◆ What is asked
Copy out every one of the rows below word for word, but omit the pictures.
-.-.-
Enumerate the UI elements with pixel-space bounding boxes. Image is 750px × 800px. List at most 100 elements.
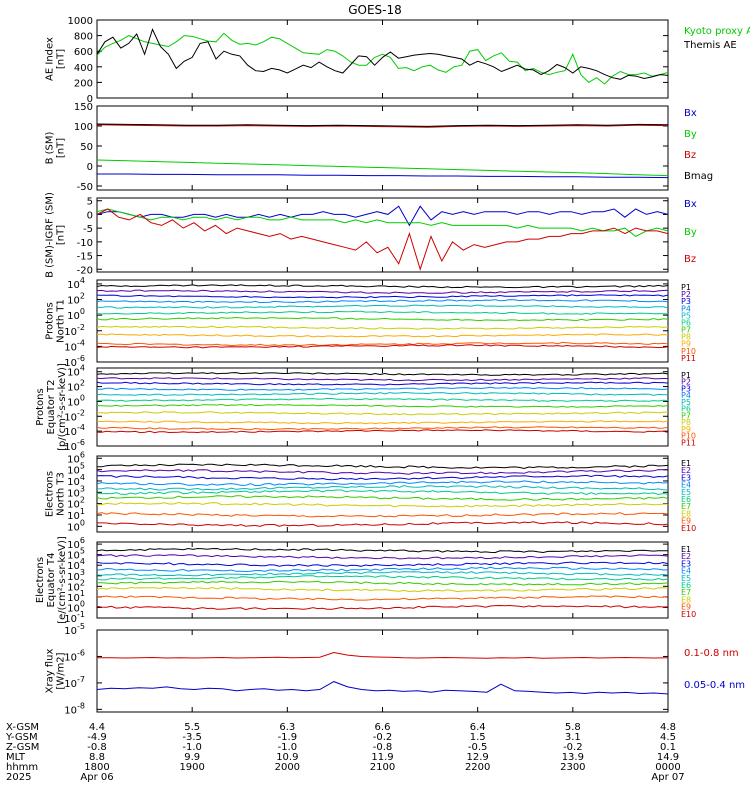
orbit-cell: 13.9 <box>562 752 584 763</box>
legend-en-e7: E7 <box>681 502 691 511</box>
series-pe-p7 <box>97 403 668 408</box>
y-tick-label: 100 <box>67 393 85 408</box>
y-axis-label: North T3 <box>56 472 67 516</box>
orbit-table: X-GSMY-GSMZ-GSMMLThhmm20254.4-4.9-0.88.8… <box>5 722 685 783</box>
orbit-cell: 6.3 <box>279 722 295 733</box>
legend-en-e3: E3 <box>681 473 691 482</box>
orbit-cell: 1.5 <box>470 732 486 743</box>
series-pn-p6 <box>97 310 668 315</box>
legend-pe-p9: P9 <box>681 425 691 434</box>
y-axis-label: Equator T4 <box>46 553 57 608</box>
legend-bigrf-by: By <box>684 227 697 238</box>
series-en-e3 <box>97 474 668 481</box>
series-bigrf-bx <box>97 205 668 227</box>
series-pe-p9 <box>97 420 668 425</box>
panel-frame <box>96 105 669 191</box>
series-pe-p4 <box>97 386 668 391</box>
legend-bigrf-bz: Bz <box>684 254 696 265</box>
orbit-cell: 2100 <box>370 762 395 773</box>
y-tick-label: 10-7 <box>64 675 85 690</box>
y-axis-label: B (SM)-IGRF (SM) <box>45 192 56 278</box>
legend-ee-e6: E6 <box>681 581 691 590</box>
series-pn-p9 <box>97 333 668 338</box>
series-ee-e4 <box>97 566 668 573</box>
y-axis-label: [W/m2] <box>56 652 67 689</box>
orbit-cell: 3.1 <box>565 732 581 743</box>
orbit-cell: 6.4 <box>470 722 486 733</box>
legend-ee-e10: E10 <box>681 610 696 619</box>
legend-pe-p6: P6 <box>681 405 691 414</box>
legend-pn-p9: P9 <box>681 340 691 349</box>
series-en-e4 <box>97 480 668 487</box>
legend-pn-p4: P4 <box>681 304 691 313</box>
orbit-cell: 4.4 <box>89 722 105 733</box>
y-axis-label: [p/(cm²-s-sr-keV)] <box>57 363 68 451</box>
legend-xray-0-1-0-8-nm: 0.1-0.8 nm <box>684 648 739 659</box>
series-en-e5 <box>97 484 668 491</box>
series-group <box>97 372 668 434</box>
orbit-cell: -0.8 <box>373 742 393 753</box>
series-bigrf-by <box>97 208 668 237</box>
orbit-cell: 2200 <box>465 762 490 773</box>
legend-pn-p1: P1 <box>681 283 691 292</box>
y-tick-label: 102 <box>67 379 85 394</box>
series-pe-p3 <box>97 381 668 386</box>
legend-ee-e3: E3 <box>681 559 691 568</box>
series-pe-p6 <box>97 397 668 403</box>
series-pn-p8 <box>97 325 668 330</box>
orbit-row-label: hhmm <box>6 762 38 773</box>
orbit-cell: 14.9 <box>657 752 679 763</box>
series-xray-0-1-0-8-nm <box>97 651 668 659</box>
y-tick-label: 10-2 <box>64 323 85 338</box>
series-bsm-bmag <box>97 123 668 127</box>
series-en-e7 <box>97 495 668 501</box>
y-axis-label: [nT] <box>56 225 67 245</box>
series-bsm-bz <box>97 124 668 128</box>
panel-ae: 0 200 400 600 800 1000 AE Index [nT] Kyoto proxy… <box>45 16 750 105</box>
orbit-cell: 1800 <box>84 762 109 773</box>
orbit-cell: -1.9 <box>278 732 298 743</box>
orbit-cell: -4.9 <box>87 732 107 743</box>
orbit-row-label: 2025 <box>6 772 31 783</box>
orbit-row-label: Z-GSM <box>6 742 39 753</box>
y-tick-label: 102 <box>67 292 85 307</box>
legend-ee-e4: E4 <box>681 567 691 576</box>
series-ee-e2 <box>97 554 668 560</box>
plot-title: GOES-18 <box>348 3 402 17</box>
orbit-cell: 0.1 <box>660 742 676 753</box>
y-tick-label: 100 <box>74 122 93 133</box>
orbit-cell: Apr 06 <box>80 772 113 783</box>
series-pn-p4 <box>97 299 668 304</box>
y-tick-label: 600 <box>74 47 93 58</box>
legend-ae-kyoto-proxy-ae: Kyoto proxy AE <box>684 26 750 37</box>
panel-bigrf: -20 -15 -10 -5 0 5 B (SM)-IGRF (SM) [nT] Bx By Bz <box>45 192 697 278</box>
series-ee-e7 <box>97 580 668 586</box>
legend-pn-p6: P6 <box>681 318 691 327</box>
panel-frame <box>96 629 669 713</box>
legend-pe-p10: P10 <box>681 432 696 441</box>
panel-bsm: -50 0 50 100 150 B (SM) [nT] Bx By Bz Bmag <box>45 102 714 193</box>
y-axis-label: Protons <box>45 302 56 339</box>
orbit-cell: 4.5 <box>660 732 676 743</box>
series-en-e8 <box>97 501 668 508</box>
orbit-cell: -1.0 <box>182 742 202 753</box>
y-axis-label: B (SM) <box>45 131 56 164</box>
series-ee-e8 <box>97 586 668 593</box>
series-pn-p3 <box>97 294 668 299</box>
orbit-cell: -3.5 <box>182 732 202 743</box>
legend-bsm-bmag: Bmag <box>684 171 713 182</box>
series-group <box>97 28 668 85</box>
series-pn-p2 <box>97 289 668 294</box>
legend-bsm-by: By <box>684 129 697 140</box>
y-axis-label: Protons <box>35 388 46 425</box>
orbit-cell: 2000 <box>275 762 300 773</box>
legend-pn-p2: P2 <box>681 290 691 299</box>
legend-en-e4: E4 <box>681 481 691 490</box>
legend-pe-p3: P3 <box>681 384 691 393</box>
orbit-cell: Apr 07 <box>651 772 684 783</box>
legend-en-e1: E1 <box>681 459 691 468</box>
y-tick-label: 800 <box>74 32 93 43</box>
-.-.-
◆ The response
Enumerate the UI elements with pixel-space bounding boxes. Image is 750px × 800px. List at most 100 elements.
orbit-cell: 13.9 <box>562 752 584 763</box>
legend-en-e7: E7 <box>681 502 691 511</box>
series-pe-p7 <box>97 403 668 408</box>
y-tick-label: 100 <box>67 393 85 408</box>
y-axis-label: North T3 <box>56 472 67 516</box>
orbit-table: X-GSMY-GSMZ-GSMMLThhmm20254.4-4.9-0.88.8… <box>5 722 685 783</box>
orbit-cell: 6.3 <box>279 722 295 733</box>
legend-en-e3: E3 <box>681 473 691 482</box>
orbit-cell: 1.5 <box>470 732 486 743</box>
series-pn-p6 <box>97 310 668 315</box>
legend-pe-p9: P9 <box>681 425 691 434</box>
y-axis-label: Equator T4 <box>46 553 57 608</box>
legend-bigrf-by: By <box>684 227 697 238</box>
series-en-e3 <box>97 474 668 481</box>
series-bigrf-bx <box>97 205 668 227</box>
series-pe-p9 <box>97 420 668 425</box>
panel-frame <box>96 105 669 191</box>
series-pe-p4 <box>97 386 668 391</box>
legend-bigrf-bz: Bz <box>684 254 696 265</box>
orbit-cell: 2100 <box>370 762 395 773</box>
y-tick-label: 10-7 <box>64 675 85 690</box>
y-axis-label: B (SM)-IGRF (SM) <box>45 192 56 278</box>
legend-ee-e6: E6 <box>681 581 691 590</box>
series-pn-p9 <box>97 333 668 338</box>
series-ee-e4 <box>97 566 668 573</box>
y-axis-label: [W/m2] <box>56 652 67 689</box>
orbit-cell: 3.1 <box>565 732 581 743</box>
orbit-cell: 6.4 <box>470 722 486 733</box>
legend-ee-e10: E10 <box>681 610 696 619</box>
legend-pe-p6: P6 <box>681 405 691 414</box>
legend-pn-p9: P9 <box>681 340 691 349</box>
series-en-e4 <box>97 480 668 487</box>
legend-pn-p4: P4 <box>681 304 691 313</box>
orbit-cell: 4.4 <box>89 722 105 733</box>
y-axis-label: [p/(cm²-s-sr-keV)] <box>57 363 68 451</box>
legend-xray-0-1-0-8-nm: 0.1-0.8 nm <box>684 648 739 659</box>
series-en-e5 <box>97 484 668 491</box>
series-group <box>97 372 668 434</box>
orbit-cell: -0.8 <box>373 742 393 753</box>
series-bigrf-by <box>97 208 668 237</box>
orbit-cell: 2200 <box>465 762 490 773</box>
legend-pn-p1: P1 <box>681 283 691 292</box>
y-tick-label: 102 <box>67 379 85 394</box>
series-pe-p3 <box>97 381 668 386</box>
legend-ee-e3: E3 <box>681 559 691 568</box>
series-pe-p6 <box>97 397 668 403</box>
series-pn-p8 <box>97 325 668 330</box>
orbit-row-label: hhmm <box>6 762 38 773</box>
orbit-cell: 14.9 <box>657 752 679 763</box>
series-xray-0-1-0-8-nm <box>97 651 668 659</box>
y-tick-label: 10-2 <box>64 323 85 338</box>
series-bsm-bmag <box>97 123 668 127</box>
series-en-e7 <box>97 495 668 501</box>
y-axis-label: [nT] <box>56 225 67 245</box>
series-bsm-bz <box>97 124 668 128</box>
panel-ae: 0 200 400 600 800 1000 AE Index [nT] Kyoto proxy… <box>45 16 750 105</box>
orbit-cell: 1800 <box>84 762 109 773</box>
orbit-cell: -1.9 <box>278 732 298 743</box>
orbit-cell: -4.9 <box>87 732 107 743</box>
orbit-row-label: 2025 <box>6 772 31 783</box>
orbit-row-label: Z-GSM <box>6 742 39 753</box>
y-tick-label: 102 <box>67 292 85 307</box>
legend-ee-e4: E4 <box>681 567 691 576</box>
series-ee-e2 <box>97 554 668 560</box>
plot-title: GOES-18 <box>348 3 402 17</box>
orbit-cell: 0.1 <box>660 742 676 753</box>
y-tick-label: 100 <box>74 122 93 133</box>
orbit-cell: Apr 06 <box>80 772 113 783</box>
series-pn-p4 <box>97 299 668 304</box>
y-tick-label: 600 <box>74 47 93 58</box>
legend-ae-kyoto-proxy-ae: Kyoto proxy AE <box>684 26 750 37</box>
panel-bigrf: -20 -15 -10 -5 0 5 B (SM)-IGRF (SM) [nT] Bx By Bz <box>45 192 697 278</box>
series-ee-e7 <box>97 580 668 586</box>
legend-pn-p6: P6 <box>681 318 691 327</box>
panel-frame <box>96 629 669 713</box>
legend-pe-p10: P10 <box>681 432 696 441</box>
panel-bsm: -50 0 50 100 150 B (SM) [nT] Bx By Bz Bmag <box>45 102 714 193</box>
y-axis-label: Protons <box>45 302 56 339</box>
orbit-cell: 4.5 <box>660 732 676 743</box>
series-en-e8 <box>97 501 668 508</box>
orbit-cell: -1.0 <box>182 742 202 753</box>
y-axis-label: B (SM) <box>45 131 56 164</box>
series-ee-e8 <box>97 586 668 593</box>
series-pn-p3 <box>97 294 668 299</box>
orbit-cell: -3.5 <box>182 732 202 743</box>
legend-bsm-bmag: Bmag <box>684 171 713 182</box>
series-group <box>97 28 668 85</box>
series-pn-p2 <box>97 289 668 294</box>
legend-bsm-by: By <box>684 129 697 140</box>
y-axis-label: Protons <box>35 388 46 425</box>
orbit-cell: 2000 <box>275 762 300 773</box>
legend-pn-p2: P2 <box>681 290 691 299</box>
legend-en-e4: E4 <box>681 481 691 490</box>
legend-pe-p3: P3 <box>681 384 691 393</box>
orbit-cell: Apr 07 <box>651 772 684 783</box>
legend-en-e1: E1 <box>681 459 691 468</box>
y-tick-label: 800 <box>74 32 93 43</box>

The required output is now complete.